Provided material:
::::
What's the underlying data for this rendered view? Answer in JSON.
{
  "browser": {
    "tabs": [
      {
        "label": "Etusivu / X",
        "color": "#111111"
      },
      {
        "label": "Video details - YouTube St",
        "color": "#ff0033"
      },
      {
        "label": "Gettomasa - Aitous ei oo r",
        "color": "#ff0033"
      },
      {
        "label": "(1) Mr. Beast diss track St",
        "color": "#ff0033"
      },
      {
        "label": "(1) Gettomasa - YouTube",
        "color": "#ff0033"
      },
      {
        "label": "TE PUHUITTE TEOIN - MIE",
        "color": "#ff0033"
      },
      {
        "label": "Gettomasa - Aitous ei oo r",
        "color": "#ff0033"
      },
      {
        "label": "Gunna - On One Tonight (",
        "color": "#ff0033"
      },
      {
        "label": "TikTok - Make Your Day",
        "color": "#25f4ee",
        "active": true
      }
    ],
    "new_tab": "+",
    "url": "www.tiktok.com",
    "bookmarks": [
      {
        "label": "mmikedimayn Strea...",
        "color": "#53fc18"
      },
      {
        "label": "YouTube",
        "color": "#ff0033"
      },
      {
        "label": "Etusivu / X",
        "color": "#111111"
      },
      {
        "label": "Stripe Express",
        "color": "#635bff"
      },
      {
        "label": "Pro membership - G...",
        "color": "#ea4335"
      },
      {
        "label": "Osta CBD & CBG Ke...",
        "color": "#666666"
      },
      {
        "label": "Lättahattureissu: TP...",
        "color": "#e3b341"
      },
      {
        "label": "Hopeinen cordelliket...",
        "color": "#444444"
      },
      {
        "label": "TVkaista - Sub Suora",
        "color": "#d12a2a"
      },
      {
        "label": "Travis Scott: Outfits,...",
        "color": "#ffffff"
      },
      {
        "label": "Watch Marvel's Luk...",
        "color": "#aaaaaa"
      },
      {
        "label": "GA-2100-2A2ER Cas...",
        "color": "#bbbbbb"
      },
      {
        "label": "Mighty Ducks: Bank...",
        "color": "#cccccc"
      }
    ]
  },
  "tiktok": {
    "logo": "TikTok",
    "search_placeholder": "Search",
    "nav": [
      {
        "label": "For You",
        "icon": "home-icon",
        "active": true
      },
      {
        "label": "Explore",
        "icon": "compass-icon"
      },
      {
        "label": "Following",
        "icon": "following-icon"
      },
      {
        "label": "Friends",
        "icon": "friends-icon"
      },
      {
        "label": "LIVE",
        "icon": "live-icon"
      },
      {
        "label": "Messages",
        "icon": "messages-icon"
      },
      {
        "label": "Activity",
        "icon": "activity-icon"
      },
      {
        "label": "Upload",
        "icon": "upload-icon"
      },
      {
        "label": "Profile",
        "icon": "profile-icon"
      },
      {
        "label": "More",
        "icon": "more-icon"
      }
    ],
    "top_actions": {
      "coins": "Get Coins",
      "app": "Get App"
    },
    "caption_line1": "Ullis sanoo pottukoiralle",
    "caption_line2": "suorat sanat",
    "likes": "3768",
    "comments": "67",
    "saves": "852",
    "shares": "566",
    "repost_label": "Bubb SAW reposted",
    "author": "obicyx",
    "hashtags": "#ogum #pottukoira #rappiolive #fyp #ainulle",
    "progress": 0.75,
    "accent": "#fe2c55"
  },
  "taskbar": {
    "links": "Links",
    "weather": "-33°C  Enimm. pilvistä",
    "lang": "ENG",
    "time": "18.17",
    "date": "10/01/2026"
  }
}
::::
Reproduce the entries above in full, verbatim.

Completed exercise:
What's the underlying data for this rendered view? Answer in JSON.
{
  "browser": {
    "tabs": [
      {
        "label": "Etusivu / X",
        "color": "#111111"
      },
      {
        "label": "Video details - YouTube St",
        "color": "#ff0033"
      },
      {
        "label": "Gettomasa - Aitous ei oo r",
        "color": "#ff0033"
      },
      {
        "label": "(1) Mr. Beast diss track St",
        "color": "#ff0033"
      },
      {
        "label": "(1) Gettomasa - YouTube",
        "color": "#ff0033"
      },
      {
        "label": "TE PUHUITTE TEOIN - MIE",
        "color": "#ff0033"
      },
      {
        "label": "Gettomasa - Aitous ei oo r",
        "color": "#ff0033"
      },
      {
        "label": "Gunna - On One Tonight (",
        "color": "#ff0033"
      },
      {
        "label": "TikTok - Make Your Day",
        "color": "#25f4ee",
        "active": true
      }
    ],
    "new_tab": "+",
    "url": "www.tiktok.com",
    "bookmarks": [
      {
        "label": "mmikedimayn Strea...",
        "color": "#53fc18"
      },
      {
        "label": "YouTube",
        "color": "#ff0033"
      },
      {
        "label": "Etusivu / X",
        "color": "#111111"
      },
      {
        "label": "Stripe Express",
        "color": "#635bff"
      },
      {
        "label": "Pro membership - G...",
        "color": "#ea4335"
      },
      {
        "label": "Osta CBD & CBG Ke...",
        "color": "#666666"
      },
      {
        "label": "Lättahattureissu: TP...",
        "color": "#e3b341"
      },
      {
        "label": "Hopeinen cordelliket...",
        "color": "#444444"
      },
      {
        "label": "TVkaista - Sub Suora",
        "color": "#d12a2a"
      },
      {
        "label": "Travis Scott: Outfits,...",
        "color": "#ffffff"
      },
      {
        "label": "Watch Marvel's Luk...",
        "color": "#aaaaaa"
      },
      {
        "label": "GA-2100-2A2ER Cas...",
        "color": "#bbbbbb"
      },
      {
        "label": "Mighty Ducks: Bank...",
        "color": "#cccccc"
      }
    ]
  },
  "tiktok": {
    "logo": "TikTok",
    "search_placeholder": "Search",
    "nav": [
      {
        "label": "For You",
        "icon": "home-icon",
        "active": true
      },
      {
        "label": "Explore",
        "icon": "compass-icon"
      },
      {
        "label": "Following",
        "icon": "following-icon"
      },
      {
        "label": "Friends",
        "icon": "friends-icon"
      },
      {
        "label": "LIVE",
        "icon": "live-icon"
      },
      {
        "label": "Messages",
        "icon": "messages-icon"
      },
      {
        "label": "Activity",
        "icon": "activity-icon"
      },
      {
        "label": "Upload",
        "icon": "upload-icon"
      },
      {
        "label": "Profile",
        "icon": "profile-icon"
      },
      {
        "label": "More",
        "icon": "more-icon"
      }
    ],
    "top_actions": {
      "coins": "Get Coins",
      "app": "Get App"
    },
    "caption_line1": "Ullis sanoo pottukoiralle",
    "caption_line2": "suorat sanat",
    "likes": "3768",
    "comments": "67",
    "saves": "852",
    "shares": "566",
    "repost_label": "Bubb SAW reposted",
    "author": "obicyx",
    "hashtags": "#ogum #pottukoira #rappiolive #fyp #ainulle",
    "progress": 0.75,
    "accent": "#fe2c55"
  },
  "taskbar": {
    "links": "Links",
    "weather": "-33°C  Enimm. pilvistä",
    "lang": "ENG",
    "time": "18.17",
    "date": "10/01/2026"
  }
}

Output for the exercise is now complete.